BEGIN PROVIDED INFORMATION

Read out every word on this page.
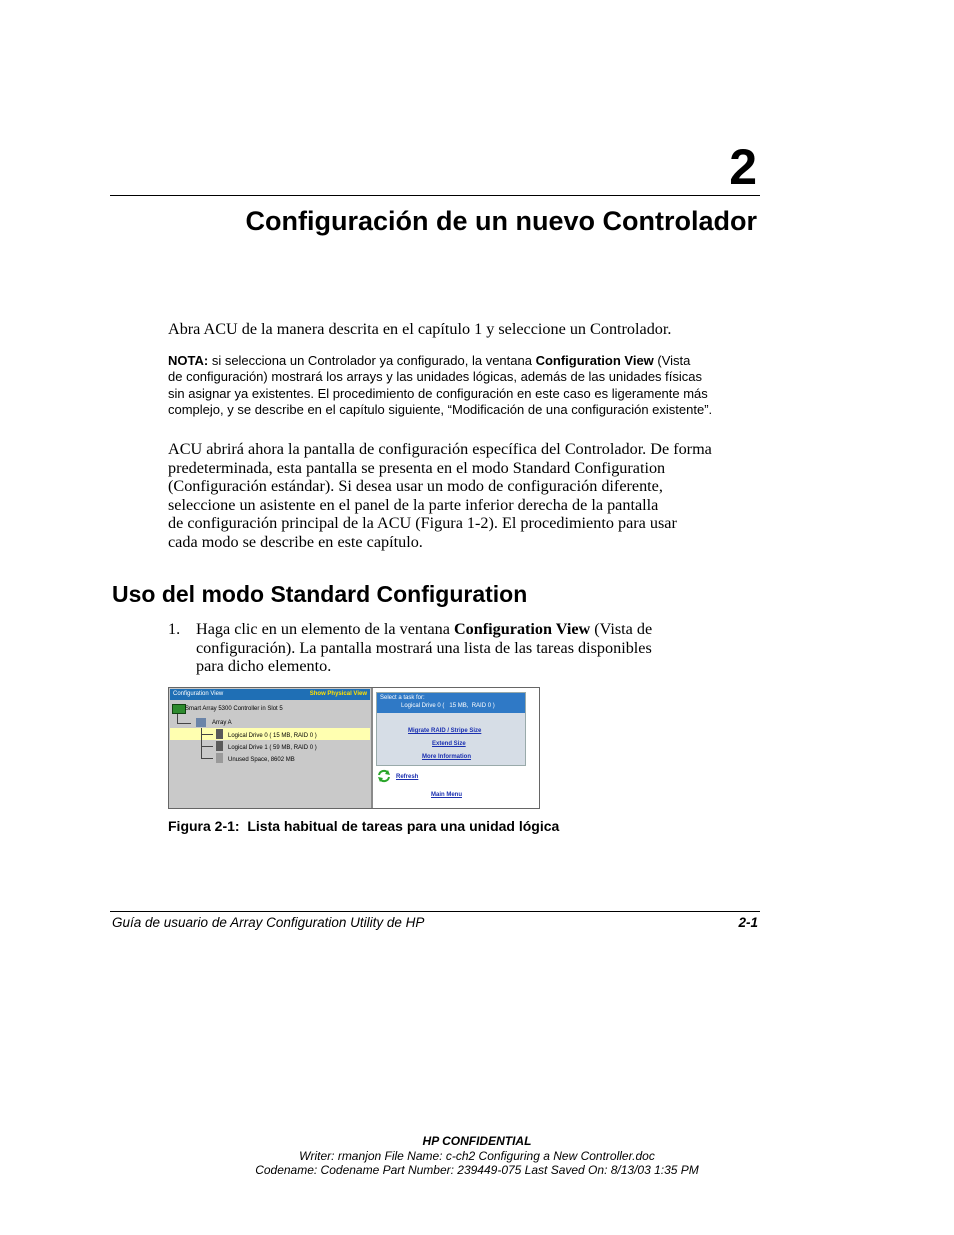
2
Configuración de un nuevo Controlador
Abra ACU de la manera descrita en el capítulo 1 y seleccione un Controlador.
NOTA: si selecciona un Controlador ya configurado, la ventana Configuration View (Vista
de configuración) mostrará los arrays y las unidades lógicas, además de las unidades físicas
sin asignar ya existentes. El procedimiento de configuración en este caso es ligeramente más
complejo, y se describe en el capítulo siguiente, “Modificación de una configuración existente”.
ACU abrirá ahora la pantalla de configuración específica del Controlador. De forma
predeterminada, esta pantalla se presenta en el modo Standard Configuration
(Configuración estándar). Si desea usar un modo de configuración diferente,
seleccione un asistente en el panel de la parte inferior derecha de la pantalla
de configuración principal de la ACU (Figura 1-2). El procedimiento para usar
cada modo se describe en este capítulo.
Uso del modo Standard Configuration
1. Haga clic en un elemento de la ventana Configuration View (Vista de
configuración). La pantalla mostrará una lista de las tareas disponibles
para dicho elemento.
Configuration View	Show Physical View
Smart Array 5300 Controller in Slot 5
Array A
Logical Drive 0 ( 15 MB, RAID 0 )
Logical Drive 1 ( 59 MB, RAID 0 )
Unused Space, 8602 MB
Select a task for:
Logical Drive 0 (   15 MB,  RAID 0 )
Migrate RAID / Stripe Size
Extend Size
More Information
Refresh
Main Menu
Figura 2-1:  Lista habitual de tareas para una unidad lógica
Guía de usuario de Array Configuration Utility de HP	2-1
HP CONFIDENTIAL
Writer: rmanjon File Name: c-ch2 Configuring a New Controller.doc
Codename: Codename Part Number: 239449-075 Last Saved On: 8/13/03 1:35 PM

END PROVIDED INFORMATION

**SHORT EXERCISE**: Omit every picture, then reproduce the rest of the listing exactly.

**COMPLETE RESPONSE**:
Read out every word on this page.
2
Configuración de un nuevo Controlador
Abra ACU de la manera descrita en el capítulo 1 y seleccione un Controlador.
NOTA: si selecciona un Controlador ya configurado, la ventana Configuration View (Vista
de configuración) mostrará los arrays y las unidades lógicas, además de las unidades físicas
sin asignar ya existentes. El procedimiento de configuración en este caso es ligeramente más
complejo, y se describe en el capítulo siguiente, “Modificación de una configuración existente”.
ACU abrirá ahora la pantalla de configuración específica del Controlador. De forma
predeterminada, esta pantalla se presenta en el modo Standard Configuration
(Configuración estándar). Si desea usar un modo de configuración diferente,
seleccione un asistente en el panel de la parte inferior derecha de la pantalla
de configuración principal de la ACU (Figura 1-2). El procedimiento para usar
cada modo se describe en este capítulo.
Uso del modo Standard Configuration
1. Haga clic en un elemento de la ventana Configuration View (Vista de
configuración). La pantalla mostrará una lista de las tareas disponibles
para dicho elemento.
Configuration View	Show Physical View
Smart Array 5300 Controller in Slot 5
Array A
Logical Drive 0 ( 15 MB, RAID 0 )
Logical Drive 1 ( 59 MB, RAID 0 )
Unused Space, 8602 MB
Select a task for:
Logical Drive 0 (   15 MB,  RAID 0 )
Migrate RAID / Stripe Size
Extend Size
More Information
Refresh
Main Menu
Figura 2-1:  Lista habitual de tareas para una unidad lógica
Guía de usuario de Array Configuration Utility de HP	2-1
HP CONFIDENTIAL
Writer: rmanjon File Name: c-ch2 Configuring a New Controller.doc
Codename: Codename Part Number: 239449-075 Last Saved On: 8/13/03 1:35 PM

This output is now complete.